Pull every line with the word "Profit" out of the entries below.
____ Records shown
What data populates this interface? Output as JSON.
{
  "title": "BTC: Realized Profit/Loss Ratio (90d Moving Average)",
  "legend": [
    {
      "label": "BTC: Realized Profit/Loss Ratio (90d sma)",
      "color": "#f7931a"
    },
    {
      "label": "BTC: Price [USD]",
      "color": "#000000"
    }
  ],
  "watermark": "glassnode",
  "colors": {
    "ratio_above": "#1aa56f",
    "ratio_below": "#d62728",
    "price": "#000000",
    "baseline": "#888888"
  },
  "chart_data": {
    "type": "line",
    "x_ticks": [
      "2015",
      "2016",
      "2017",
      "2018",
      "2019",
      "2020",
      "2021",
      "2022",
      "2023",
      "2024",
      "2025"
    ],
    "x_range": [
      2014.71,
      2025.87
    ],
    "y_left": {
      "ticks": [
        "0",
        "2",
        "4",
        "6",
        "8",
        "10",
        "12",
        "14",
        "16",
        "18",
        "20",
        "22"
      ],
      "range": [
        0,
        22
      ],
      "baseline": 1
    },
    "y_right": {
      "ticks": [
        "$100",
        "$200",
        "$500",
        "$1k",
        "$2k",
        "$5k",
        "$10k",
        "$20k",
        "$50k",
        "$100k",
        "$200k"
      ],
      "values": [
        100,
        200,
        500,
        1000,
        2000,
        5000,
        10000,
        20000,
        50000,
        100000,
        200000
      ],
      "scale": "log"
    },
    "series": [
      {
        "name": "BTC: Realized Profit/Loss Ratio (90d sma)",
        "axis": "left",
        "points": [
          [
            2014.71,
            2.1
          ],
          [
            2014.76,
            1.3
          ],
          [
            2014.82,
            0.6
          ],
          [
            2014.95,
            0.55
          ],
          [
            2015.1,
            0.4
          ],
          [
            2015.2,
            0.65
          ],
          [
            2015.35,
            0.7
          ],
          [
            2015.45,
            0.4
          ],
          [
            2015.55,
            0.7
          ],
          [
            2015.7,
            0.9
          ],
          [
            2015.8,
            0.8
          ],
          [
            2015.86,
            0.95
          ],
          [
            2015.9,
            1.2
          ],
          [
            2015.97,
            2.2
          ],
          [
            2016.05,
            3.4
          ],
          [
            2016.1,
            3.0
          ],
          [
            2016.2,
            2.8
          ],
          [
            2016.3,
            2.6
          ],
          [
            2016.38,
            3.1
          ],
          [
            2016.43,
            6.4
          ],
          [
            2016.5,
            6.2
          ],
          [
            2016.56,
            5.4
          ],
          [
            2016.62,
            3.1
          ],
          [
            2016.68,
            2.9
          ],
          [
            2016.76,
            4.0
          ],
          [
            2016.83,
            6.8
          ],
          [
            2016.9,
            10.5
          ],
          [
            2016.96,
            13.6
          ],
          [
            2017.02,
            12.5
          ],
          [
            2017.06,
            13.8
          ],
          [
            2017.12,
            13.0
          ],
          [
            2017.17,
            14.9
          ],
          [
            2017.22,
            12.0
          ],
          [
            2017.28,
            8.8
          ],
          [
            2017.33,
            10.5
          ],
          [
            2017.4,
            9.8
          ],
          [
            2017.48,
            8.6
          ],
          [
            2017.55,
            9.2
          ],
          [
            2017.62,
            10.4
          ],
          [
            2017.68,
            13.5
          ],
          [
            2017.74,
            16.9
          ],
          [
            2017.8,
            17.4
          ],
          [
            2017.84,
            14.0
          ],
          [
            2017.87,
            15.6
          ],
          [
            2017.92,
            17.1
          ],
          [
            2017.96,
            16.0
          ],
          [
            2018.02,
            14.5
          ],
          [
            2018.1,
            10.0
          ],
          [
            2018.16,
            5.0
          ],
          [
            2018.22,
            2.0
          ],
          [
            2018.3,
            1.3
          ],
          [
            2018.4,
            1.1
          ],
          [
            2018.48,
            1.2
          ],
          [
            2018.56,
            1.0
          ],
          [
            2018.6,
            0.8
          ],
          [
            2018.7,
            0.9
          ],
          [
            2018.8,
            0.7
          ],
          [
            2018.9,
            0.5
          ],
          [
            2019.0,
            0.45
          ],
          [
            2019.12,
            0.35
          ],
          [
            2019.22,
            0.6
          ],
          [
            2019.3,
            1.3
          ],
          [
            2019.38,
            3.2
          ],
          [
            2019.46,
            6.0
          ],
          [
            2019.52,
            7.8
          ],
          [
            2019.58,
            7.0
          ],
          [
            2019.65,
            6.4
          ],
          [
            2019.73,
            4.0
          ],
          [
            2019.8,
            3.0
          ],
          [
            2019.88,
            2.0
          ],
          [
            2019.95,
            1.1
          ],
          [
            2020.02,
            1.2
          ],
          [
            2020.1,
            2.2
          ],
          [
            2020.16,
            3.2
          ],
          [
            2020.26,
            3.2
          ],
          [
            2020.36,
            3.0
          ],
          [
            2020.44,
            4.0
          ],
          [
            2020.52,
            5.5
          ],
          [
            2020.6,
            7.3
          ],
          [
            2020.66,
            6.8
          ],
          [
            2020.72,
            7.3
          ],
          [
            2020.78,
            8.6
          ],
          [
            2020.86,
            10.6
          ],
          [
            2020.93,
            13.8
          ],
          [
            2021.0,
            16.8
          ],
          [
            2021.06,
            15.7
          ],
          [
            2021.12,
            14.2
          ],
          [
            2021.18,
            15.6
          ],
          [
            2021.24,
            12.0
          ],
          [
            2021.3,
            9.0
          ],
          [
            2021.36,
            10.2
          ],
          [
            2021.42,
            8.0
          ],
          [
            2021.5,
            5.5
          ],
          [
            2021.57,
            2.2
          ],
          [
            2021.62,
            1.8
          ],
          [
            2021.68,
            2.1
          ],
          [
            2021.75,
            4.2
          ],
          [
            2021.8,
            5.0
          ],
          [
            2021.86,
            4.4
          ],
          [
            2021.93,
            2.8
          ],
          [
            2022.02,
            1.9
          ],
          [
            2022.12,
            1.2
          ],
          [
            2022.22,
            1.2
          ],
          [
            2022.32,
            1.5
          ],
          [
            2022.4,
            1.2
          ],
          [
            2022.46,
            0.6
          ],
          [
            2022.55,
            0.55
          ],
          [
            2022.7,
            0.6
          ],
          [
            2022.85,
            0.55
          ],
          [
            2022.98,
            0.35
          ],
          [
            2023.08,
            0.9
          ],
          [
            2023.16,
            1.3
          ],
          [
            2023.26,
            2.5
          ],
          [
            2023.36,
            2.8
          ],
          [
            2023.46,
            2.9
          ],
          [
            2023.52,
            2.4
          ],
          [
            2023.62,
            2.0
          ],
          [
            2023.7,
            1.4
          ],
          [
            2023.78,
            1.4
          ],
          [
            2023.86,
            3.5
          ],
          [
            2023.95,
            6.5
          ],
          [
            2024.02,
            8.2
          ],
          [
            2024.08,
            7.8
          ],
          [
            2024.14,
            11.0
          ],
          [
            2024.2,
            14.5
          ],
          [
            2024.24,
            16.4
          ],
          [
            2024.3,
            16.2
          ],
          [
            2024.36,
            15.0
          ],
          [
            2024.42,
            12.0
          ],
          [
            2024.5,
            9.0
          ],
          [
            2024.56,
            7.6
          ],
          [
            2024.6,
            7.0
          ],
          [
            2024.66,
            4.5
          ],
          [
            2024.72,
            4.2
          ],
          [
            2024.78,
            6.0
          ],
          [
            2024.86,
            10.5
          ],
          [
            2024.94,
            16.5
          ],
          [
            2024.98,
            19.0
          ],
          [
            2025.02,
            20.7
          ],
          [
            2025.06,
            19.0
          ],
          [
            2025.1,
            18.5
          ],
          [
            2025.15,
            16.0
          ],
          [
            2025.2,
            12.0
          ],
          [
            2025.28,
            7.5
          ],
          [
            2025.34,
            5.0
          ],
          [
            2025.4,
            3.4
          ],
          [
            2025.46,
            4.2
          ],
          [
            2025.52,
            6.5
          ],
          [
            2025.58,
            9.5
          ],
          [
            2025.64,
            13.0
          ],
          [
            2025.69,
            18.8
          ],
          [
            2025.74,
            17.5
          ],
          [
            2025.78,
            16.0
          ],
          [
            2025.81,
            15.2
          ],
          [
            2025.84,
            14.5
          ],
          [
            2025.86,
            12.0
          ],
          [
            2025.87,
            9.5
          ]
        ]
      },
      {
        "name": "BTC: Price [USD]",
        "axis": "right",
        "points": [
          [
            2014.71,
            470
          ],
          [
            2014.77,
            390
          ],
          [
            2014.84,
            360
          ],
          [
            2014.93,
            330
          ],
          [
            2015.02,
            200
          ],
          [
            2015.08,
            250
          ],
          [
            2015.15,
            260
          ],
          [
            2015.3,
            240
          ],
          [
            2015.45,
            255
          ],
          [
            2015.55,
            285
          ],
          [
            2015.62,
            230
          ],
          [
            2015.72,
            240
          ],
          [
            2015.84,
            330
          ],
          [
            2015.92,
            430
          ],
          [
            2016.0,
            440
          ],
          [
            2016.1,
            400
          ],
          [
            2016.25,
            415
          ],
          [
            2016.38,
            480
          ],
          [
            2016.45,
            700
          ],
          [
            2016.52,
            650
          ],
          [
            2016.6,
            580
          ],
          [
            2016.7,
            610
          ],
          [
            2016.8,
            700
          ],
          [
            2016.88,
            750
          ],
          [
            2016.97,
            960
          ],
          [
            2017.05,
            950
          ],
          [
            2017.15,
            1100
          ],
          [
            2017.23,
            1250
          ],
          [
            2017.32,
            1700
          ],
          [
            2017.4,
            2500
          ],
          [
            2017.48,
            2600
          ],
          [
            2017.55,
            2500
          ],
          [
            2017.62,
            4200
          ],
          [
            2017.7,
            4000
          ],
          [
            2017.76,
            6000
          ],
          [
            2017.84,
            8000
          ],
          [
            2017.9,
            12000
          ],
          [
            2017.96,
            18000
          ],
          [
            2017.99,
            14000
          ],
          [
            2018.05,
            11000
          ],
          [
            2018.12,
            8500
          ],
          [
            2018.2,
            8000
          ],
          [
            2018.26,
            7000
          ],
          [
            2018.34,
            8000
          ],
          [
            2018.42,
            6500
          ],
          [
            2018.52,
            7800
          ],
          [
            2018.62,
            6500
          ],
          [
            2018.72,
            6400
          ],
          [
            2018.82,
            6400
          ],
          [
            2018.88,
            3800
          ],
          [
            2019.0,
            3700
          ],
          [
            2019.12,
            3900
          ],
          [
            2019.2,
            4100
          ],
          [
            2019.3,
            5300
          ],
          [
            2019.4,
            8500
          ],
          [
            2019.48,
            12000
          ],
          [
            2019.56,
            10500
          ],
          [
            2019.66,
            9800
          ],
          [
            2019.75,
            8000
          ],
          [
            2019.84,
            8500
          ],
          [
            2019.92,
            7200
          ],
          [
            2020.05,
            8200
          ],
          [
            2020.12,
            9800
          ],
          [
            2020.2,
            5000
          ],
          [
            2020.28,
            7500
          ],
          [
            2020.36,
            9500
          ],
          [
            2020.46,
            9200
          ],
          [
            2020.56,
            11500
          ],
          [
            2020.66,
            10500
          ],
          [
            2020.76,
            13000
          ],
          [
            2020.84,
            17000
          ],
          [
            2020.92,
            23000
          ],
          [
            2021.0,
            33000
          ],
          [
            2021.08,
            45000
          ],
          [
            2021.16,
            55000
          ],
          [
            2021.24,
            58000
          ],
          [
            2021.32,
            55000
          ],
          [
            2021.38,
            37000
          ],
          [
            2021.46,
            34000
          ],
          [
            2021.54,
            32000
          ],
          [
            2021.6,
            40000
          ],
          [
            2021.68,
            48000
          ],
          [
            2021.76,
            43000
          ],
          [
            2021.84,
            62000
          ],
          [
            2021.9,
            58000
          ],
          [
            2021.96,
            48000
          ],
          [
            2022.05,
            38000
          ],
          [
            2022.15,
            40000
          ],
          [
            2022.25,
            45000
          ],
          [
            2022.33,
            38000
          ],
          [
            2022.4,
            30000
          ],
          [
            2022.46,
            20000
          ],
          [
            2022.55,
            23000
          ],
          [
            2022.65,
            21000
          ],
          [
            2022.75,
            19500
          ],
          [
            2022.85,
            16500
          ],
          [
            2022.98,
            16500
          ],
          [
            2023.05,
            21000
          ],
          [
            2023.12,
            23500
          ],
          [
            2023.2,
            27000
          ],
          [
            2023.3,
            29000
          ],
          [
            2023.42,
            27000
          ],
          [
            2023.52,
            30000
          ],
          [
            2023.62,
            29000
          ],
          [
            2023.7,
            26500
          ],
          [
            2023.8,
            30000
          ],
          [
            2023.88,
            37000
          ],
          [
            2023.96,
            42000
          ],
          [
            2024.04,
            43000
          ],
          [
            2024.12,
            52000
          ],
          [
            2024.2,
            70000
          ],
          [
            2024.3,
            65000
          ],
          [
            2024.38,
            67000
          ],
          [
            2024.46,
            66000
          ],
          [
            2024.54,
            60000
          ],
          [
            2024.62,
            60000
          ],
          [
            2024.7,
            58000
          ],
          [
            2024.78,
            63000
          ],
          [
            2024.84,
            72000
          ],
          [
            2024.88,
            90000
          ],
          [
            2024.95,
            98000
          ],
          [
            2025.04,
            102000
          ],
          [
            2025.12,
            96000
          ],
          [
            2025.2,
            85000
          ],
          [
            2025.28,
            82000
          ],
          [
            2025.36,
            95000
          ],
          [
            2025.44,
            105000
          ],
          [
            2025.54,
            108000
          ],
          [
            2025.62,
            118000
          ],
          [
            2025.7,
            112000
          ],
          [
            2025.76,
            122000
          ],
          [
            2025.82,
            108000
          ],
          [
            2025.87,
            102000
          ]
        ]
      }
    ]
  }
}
________
■ The completed task
  "title": "BTC: Realized Profit/Loss Ratio (90d Moving Average)",
      "label": "BTC: Realized Profit/Loss Ratio (90d sma)",
        "name": "BTC: Realized Profit/Loss Ratio (90d sma)",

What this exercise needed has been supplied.